EXCERPT PROVIDED:
BEGIN

This semaphore is called image_available_semaphore and is stored as part of teapot::VulkanData. We create it using the vulkan_utils::create_semaphore function. We use the default information in the ash::Device::create_semaphore function.

Another interesting thing is that acquire_next_image returns a tuple of an index and a bool if successful. In C, it can return the result VK_SUBOPTIMAL_KHR. The Specification says:

If an image is acquired successfully, vkAcquireNextImageKHR must either return VK_SUCCESS, or VK_SUBOPTIMAL_KHR if the swapchain no longer matches the surface properties exactly, but can still be used for presentation.

This can happen, for example, if we have resized a window and we have a new size but an old image. In this case, we return from the draw function and on the swapchain is rebuilt in the next frame.

Waiting for resources

Waiting until resources are safe to use is done in the wait_resource_available function. Here we call the function ash::Device::wait_for_fences. We pass in a fence, say we want to wait for all fences passed in (we only have one, so false would be fine too) and the wait time is specified as u64:: MAX nanoseconds.

END

Records from a collection
BEGIN

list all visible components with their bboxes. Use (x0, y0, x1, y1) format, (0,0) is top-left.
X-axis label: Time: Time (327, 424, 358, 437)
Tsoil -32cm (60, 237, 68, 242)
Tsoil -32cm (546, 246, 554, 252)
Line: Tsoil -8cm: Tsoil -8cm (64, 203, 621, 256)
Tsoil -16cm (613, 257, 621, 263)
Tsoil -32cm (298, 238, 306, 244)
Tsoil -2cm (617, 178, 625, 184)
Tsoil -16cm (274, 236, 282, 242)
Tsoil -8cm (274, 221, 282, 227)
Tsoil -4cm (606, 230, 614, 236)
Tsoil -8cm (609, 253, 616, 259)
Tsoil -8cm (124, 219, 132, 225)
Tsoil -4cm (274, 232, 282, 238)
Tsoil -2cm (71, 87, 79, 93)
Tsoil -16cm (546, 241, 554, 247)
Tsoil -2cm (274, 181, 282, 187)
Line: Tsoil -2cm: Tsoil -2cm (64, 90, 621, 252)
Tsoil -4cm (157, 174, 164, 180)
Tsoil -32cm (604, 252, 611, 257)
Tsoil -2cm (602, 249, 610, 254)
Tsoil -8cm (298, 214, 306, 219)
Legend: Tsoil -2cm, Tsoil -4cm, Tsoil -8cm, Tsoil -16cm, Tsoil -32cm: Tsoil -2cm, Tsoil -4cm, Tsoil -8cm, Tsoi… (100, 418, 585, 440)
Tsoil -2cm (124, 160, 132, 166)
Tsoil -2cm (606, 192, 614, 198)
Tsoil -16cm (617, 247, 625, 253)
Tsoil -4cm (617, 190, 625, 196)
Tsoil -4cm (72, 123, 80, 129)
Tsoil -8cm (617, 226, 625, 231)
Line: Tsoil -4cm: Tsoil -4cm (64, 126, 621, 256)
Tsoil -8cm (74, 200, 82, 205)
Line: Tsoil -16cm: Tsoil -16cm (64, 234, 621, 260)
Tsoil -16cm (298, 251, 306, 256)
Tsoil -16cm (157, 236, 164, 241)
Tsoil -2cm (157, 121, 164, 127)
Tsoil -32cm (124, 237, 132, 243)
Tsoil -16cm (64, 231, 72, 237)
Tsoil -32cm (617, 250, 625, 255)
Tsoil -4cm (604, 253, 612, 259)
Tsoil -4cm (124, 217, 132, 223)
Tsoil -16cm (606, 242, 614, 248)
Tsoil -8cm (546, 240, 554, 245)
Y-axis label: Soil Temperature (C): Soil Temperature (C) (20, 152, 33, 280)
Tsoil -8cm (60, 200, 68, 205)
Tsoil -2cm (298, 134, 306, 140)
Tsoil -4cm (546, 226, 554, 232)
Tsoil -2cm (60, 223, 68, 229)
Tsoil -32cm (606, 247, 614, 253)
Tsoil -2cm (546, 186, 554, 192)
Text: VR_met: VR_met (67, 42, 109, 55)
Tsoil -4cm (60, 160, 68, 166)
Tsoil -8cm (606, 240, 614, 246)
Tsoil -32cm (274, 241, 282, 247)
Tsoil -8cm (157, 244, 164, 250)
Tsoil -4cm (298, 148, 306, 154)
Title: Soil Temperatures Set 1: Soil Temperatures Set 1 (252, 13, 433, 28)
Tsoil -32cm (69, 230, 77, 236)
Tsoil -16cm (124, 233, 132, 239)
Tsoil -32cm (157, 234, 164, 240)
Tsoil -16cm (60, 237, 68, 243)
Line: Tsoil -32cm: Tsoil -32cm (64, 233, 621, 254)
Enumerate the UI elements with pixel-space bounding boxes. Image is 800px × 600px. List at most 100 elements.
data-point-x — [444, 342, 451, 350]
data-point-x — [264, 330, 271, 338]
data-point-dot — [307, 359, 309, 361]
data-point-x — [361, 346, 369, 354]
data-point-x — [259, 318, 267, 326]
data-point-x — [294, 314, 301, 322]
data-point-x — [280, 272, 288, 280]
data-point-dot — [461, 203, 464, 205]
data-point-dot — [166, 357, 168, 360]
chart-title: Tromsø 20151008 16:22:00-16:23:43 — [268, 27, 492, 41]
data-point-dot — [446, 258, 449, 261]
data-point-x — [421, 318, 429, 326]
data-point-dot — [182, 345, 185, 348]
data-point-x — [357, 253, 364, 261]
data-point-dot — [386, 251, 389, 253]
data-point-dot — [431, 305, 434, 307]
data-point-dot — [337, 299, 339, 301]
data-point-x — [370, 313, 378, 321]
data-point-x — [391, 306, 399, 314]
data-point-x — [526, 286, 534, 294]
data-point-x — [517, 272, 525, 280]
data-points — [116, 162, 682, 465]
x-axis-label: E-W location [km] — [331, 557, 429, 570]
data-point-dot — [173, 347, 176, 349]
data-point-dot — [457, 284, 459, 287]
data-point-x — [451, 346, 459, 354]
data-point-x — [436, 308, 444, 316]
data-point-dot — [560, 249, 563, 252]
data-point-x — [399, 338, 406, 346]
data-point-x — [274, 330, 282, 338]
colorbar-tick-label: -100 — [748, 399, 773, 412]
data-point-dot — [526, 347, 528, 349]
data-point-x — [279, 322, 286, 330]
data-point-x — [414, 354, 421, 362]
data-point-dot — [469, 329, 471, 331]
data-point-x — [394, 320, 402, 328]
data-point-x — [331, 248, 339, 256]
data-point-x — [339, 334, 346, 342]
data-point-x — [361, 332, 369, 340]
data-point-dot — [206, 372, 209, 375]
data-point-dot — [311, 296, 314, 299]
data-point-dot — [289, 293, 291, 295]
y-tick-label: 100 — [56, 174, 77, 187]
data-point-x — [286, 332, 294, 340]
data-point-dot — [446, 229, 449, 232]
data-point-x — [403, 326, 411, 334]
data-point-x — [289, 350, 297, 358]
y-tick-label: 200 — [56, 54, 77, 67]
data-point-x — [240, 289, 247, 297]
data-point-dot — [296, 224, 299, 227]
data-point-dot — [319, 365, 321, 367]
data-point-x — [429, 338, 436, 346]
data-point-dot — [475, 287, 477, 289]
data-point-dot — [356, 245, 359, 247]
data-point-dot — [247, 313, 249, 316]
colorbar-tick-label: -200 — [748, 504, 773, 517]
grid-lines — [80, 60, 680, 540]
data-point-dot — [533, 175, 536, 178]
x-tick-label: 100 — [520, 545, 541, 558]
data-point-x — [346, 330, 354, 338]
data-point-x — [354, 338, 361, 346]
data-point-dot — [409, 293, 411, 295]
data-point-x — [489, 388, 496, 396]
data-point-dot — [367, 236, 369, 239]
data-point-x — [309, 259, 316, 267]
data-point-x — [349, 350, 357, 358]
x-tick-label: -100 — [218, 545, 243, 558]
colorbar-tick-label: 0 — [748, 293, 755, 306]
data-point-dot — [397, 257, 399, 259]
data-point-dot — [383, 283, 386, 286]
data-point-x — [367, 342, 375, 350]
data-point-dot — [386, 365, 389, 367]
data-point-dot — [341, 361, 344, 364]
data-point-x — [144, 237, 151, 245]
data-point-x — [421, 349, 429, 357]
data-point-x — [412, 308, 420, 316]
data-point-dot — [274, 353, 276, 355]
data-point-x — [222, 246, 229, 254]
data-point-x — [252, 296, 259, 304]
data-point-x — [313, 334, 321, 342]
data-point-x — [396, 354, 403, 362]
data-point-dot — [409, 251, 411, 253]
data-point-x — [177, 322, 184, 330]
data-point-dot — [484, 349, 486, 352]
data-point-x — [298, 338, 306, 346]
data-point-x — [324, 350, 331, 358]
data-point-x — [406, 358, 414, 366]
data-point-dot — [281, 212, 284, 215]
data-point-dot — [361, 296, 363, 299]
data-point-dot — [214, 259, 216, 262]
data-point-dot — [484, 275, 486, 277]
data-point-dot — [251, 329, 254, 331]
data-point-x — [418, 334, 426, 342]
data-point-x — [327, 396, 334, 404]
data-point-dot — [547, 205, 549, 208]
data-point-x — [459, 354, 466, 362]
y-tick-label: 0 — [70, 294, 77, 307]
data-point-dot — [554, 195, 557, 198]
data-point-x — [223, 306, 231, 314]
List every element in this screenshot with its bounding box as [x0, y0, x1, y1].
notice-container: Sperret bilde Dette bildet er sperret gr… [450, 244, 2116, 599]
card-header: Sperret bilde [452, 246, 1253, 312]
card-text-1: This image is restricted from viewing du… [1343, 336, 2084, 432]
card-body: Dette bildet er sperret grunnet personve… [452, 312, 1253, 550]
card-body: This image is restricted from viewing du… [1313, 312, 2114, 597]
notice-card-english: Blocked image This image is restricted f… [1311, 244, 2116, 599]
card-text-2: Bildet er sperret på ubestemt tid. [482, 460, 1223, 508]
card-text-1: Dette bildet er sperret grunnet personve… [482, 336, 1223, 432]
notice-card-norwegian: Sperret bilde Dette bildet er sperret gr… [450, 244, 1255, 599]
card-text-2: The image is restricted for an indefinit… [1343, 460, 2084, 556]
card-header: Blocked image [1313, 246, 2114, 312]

END

GIVEN PROBLEM 1: Reproduce the Vulkan excerpt word for word between "Another interesting thing" and "used for presentation.", inclusive.
GIVEN PROBLEM 2: Render this sentence from the Vulkan excerpt in German: "Waiting until resources are safe to use is done in the wait_resource_available function."
Work only from the Vulkan excerpt.

CORRECT RESULT 1:
Another interesting thing is that acquire_next_image returns a tuple of an index and a bool if successful. In C, it can return the result VK_SUBOPTIMAL_KHR. The Specification says:

If an image is acquired successfully, vkAcquireNextImageKHR must either return VK_SUCCESS, or VK_SUBOPTIMAL_KHR if the swapchain no longer matches the surface properties exactly, but can still be used for presentation.

CORRECT RESULT 2: Das Warten, bis Ressourcen sicher verwendet werden können, erfolgt in der Funktion wait_resource_available.